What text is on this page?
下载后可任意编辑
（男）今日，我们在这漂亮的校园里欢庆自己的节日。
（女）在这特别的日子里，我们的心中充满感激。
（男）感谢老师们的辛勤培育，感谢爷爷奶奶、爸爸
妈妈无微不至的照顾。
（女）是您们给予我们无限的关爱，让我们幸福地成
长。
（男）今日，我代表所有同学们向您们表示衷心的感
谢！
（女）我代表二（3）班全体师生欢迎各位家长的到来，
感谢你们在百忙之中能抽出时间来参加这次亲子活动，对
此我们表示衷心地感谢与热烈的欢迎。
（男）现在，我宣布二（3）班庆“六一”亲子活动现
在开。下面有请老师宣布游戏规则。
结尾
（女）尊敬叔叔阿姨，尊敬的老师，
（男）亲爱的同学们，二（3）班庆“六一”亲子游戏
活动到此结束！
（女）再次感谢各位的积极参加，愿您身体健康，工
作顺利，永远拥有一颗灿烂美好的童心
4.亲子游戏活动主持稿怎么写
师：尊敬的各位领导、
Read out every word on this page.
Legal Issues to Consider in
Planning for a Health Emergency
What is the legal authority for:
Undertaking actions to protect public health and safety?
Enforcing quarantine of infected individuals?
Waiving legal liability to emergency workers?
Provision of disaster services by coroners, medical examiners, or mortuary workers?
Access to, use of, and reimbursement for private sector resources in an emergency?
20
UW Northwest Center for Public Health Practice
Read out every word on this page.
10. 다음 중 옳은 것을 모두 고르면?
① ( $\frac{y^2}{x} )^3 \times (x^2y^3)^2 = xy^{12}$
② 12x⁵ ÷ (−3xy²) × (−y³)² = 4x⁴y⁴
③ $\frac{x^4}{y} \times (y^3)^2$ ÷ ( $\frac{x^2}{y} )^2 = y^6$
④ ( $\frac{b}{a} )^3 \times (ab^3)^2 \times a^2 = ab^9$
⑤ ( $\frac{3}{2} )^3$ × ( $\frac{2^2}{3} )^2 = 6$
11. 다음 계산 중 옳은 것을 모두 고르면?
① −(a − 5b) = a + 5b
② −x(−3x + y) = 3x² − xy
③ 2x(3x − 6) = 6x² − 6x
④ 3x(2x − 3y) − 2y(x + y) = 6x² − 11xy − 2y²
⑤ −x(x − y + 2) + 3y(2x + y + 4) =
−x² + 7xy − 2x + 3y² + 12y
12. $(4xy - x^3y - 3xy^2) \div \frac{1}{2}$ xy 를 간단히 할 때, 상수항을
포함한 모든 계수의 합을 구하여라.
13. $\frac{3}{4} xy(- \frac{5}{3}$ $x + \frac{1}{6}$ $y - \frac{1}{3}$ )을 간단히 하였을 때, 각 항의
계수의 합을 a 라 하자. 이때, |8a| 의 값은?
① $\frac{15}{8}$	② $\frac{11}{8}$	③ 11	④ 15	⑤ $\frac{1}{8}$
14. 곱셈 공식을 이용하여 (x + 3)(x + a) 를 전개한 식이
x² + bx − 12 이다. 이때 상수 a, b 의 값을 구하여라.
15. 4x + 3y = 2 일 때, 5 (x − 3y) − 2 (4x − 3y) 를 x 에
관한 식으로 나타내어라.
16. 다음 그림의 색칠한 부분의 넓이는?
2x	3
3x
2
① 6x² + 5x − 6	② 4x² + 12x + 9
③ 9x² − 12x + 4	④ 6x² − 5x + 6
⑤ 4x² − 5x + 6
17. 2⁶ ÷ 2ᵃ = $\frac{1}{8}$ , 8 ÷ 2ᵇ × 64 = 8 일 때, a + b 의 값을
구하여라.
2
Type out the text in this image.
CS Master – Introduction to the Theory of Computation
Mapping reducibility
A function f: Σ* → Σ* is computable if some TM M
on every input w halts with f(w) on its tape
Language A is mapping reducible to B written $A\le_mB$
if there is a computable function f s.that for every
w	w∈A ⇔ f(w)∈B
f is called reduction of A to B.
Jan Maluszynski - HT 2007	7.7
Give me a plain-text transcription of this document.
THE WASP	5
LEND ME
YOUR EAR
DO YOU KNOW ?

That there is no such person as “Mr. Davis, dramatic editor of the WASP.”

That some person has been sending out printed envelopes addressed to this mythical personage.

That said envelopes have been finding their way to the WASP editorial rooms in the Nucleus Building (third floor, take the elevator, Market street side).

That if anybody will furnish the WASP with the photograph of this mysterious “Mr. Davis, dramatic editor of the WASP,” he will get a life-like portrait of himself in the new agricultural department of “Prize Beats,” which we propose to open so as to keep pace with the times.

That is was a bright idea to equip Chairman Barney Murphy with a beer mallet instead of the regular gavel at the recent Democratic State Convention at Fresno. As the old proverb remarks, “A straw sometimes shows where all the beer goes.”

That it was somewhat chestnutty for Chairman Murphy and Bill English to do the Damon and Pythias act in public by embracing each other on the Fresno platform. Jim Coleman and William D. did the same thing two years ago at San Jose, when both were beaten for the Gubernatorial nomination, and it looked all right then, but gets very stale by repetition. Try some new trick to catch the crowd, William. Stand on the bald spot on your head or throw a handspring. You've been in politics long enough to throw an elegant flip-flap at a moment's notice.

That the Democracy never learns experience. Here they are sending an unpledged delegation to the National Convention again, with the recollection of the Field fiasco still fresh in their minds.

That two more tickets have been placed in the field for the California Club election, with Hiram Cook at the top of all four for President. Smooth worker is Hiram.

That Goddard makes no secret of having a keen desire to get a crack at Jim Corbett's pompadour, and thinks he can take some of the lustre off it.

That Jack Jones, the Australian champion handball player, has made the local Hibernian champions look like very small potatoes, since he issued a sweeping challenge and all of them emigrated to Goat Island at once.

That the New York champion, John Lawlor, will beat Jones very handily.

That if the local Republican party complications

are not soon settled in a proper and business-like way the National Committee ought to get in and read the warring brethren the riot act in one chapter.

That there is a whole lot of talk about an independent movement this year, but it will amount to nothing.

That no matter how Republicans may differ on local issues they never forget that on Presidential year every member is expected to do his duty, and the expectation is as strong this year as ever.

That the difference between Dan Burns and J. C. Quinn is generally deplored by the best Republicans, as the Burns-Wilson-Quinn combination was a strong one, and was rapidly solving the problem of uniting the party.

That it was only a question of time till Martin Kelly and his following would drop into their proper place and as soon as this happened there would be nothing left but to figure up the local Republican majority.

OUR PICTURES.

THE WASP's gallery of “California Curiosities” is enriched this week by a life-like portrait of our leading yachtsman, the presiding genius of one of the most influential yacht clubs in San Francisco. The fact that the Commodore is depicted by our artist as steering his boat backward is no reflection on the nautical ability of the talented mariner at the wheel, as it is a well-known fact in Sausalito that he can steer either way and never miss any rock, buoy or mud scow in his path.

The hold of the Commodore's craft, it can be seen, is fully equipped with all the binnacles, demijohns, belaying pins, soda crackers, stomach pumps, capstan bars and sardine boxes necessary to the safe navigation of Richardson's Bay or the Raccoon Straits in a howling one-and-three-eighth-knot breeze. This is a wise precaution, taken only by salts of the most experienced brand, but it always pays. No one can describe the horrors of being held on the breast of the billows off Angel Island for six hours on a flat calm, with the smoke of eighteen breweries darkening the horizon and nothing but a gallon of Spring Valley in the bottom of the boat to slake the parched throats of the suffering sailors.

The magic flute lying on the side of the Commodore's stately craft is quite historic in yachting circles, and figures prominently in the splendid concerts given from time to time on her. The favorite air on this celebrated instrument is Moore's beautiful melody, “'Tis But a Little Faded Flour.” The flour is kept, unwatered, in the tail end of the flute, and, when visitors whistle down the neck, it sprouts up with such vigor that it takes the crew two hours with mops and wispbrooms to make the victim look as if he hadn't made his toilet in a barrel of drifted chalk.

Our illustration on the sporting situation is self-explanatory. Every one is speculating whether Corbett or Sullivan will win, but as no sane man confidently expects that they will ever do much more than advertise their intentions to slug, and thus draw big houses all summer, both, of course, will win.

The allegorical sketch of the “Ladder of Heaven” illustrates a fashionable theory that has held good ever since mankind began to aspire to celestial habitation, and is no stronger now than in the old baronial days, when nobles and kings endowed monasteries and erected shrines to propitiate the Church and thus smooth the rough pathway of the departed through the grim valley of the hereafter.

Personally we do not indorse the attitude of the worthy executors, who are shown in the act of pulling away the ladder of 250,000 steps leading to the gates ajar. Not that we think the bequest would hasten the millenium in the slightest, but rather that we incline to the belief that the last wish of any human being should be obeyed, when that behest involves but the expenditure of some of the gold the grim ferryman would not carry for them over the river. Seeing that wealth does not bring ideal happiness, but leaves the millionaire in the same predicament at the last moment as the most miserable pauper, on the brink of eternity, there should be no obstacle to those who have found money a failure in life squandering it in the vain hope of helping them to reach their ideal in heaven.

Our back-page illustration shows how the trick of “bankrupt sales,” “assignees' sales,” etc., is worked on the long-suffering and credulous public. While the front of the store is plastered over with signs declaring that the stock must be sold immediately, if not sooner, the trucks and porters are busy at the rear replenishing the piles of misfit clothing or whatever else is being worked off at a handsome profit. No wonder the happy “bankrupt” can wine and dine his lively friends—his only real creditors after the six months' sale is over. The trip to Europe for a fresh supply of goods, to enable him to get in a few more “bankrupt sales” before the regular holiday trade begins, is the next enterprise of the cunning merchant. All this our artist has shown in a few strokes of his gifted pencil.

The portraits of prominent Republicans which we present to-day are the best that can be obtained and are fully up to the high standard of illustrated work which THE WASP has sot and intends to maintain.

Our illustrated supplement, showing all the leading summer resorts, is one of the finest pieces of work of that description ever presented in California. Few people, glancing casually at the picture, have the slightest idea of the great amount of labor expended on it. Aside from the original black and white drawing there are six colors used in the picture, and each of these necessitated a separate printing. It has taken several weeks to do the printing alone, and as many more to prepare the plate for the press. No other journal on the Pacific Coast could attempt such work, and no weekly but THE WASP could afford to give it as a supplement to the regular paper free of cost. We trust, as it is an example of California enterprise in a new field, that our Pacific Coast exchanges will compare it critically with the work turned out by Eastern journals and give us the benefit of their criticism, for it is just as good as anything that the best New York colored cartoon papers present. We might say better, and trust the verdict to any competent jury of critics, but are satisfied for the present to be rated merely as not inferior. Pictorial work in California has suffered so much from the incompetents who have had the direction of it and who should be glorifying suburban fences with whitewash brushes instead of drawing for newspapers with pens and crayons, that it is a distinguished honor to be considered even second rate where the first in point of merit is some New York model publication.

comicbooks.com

========

* [Work to be completed] Say the number of lines in the records above that include the string "Chairman", and no more.

* [Solution for this problem] 2